--- start EXERCISE MATERIALS ---
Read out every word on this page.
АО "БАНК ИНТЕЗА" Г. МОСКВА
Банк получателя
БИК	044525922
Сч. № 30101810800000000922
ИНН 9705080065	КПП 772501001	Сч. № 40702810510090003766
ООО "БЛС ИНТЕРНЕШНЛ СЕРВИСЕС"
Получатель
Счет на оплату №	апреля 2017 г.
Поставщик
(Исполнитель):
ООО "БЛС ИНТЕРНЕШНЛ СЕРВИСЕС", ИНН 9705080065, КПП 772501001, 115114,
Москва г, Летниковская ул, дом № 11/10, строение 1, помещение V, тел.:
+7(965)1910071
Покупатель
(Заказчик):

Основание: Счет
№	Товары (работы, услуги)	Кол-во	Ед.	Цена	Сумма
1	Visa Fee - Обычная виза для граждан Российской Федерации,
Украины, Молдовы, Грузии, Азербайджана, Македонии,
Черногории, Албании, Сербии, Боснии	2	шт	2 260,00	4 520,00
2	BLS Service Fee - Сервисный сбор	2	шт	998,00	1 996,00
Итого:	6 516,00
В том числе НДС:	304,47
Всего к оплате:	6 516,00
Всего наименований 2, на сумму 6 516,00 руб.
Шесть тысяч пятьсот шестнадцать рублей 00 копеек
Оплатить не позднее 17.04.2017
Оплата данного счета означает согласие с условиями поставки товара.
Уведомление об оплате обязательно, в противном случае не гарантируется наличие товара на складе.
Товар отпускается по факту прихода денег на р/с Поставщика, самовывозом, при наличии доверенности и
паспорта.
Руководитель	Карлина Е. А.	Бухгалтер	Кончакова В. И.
--- end EXERCISE MATERIALS ---
▶ **TASK**
Read the data above. Pull out each line in which the string "СЕРВИСЕС" appears.

▶ **FINISHED EXERCISE**
ООО "БЛС ИНТЕРНЕШНЛ СЕРВИСЕС"
ООО "БЛС ИНТЕРНЕШНЛ СЕРВИСЕС", ИНН 9705080065, КПП 772501001, 115114,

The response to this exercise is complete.